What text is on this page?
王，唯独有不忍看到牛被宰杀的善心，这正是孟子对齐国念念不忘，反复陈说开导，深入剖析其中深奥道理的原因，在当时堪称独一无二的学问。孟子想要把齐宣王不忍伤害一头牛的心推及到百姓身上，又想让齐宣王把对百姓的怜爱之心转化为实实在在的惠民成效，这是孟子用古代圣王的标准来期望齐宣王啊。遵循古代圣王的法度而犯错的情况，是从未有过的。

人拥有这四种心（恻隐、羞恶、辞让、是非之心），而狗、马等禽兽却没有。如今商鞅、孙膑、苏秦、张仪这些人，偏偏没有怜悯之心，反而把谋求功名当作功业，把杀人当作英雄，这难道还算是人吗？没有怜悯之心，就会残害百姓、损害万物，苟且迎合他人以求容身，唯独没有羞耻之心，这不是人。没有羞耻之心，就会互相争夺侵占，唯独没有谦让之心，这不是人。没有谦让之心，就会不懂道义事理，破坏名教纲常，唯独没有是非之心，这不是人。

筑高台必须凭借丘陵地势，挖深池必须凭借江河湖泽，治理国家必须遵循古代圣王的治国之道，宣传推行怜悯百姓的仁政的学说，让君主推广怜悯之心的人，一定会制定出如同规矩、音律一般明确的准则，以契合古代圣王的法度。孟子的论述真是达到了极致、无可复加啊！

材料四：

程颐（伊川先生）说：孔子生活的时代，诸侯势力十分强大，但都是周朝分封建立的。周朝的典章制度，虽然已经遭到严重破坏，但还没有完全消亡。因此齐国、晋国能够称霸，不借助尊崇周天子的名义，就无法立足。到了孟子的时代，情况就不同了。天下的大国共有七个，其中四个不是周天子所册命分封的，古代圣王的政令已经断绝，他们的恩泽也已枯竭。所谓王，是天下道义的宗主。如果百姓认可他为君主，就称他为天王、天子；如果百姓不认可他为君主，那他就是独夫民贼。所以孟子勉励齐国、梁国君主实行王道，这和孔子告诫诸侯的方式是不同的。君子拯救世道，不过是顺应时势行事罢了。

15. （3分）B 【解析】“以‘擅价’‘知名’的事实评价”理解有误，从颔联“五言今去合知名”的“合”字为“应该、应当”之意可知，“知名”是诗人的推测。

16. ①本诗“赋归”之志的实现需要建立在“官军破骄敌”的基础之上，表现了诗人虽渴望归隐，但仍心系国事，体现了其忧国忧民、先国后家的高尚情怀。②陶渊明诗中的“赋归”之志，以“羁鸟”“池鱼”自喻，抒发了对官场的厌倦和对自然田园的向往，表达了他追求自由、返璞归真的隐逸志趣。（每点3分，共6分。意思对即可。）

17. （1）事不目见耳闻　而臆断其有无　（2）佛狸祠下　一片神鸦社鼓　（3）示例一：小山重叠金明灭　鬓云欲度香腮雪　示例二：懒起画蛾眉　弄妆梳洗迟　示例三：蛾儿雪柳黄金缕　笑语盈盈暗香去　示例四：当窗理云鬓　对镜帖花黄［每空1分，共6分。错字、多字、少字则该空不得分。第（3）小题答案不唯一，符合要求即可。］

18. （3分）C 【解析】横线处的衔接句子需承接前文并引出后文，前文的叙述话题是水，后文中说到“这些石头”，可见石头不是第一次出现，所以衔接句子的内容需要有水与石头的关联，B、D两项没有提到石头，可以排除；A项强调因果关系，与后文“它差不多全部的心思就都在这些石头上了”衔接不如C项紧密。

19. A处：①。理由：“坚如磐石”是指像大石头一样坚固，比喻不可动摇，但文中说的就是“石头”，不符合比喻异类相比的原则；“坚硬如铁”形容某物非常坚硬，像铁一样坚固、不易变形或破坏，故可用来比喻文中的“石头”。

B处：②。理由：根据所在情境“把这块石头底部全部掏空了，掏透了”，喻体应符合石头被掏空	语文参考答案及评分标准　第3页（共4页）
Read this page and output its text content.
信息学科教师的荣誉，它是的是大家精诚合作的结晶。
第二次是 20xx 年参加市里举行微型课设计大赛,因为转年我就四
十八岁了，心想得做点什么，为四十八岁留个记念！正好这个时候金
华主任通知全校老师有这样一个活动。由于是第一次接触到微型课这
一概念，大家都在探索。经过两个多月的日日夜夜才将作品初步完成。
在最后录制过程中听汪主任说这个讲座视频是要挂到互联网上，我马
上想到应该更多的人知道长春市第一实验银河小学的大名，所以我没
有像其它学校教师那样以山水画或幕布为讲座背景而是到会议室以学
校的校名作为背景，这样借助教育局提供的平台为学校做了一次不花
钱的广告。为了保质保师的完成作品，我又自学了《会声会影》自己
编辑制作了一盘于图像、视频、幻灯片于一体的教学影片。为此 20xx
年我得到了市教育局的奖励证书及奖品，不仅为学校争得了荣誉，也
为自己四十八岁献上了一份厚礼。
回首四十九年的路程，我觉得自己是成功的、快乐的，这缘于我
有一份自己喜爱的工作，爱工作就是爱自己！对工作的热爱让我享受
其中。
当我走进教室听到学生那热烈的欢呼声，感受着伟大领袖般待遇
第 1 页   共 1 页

▬▬▬

### TO BE DONE
Go through the material above and count the lines that contain "page"; answer with the number alone.

### SOLUTION TO THIS PROBLEM
2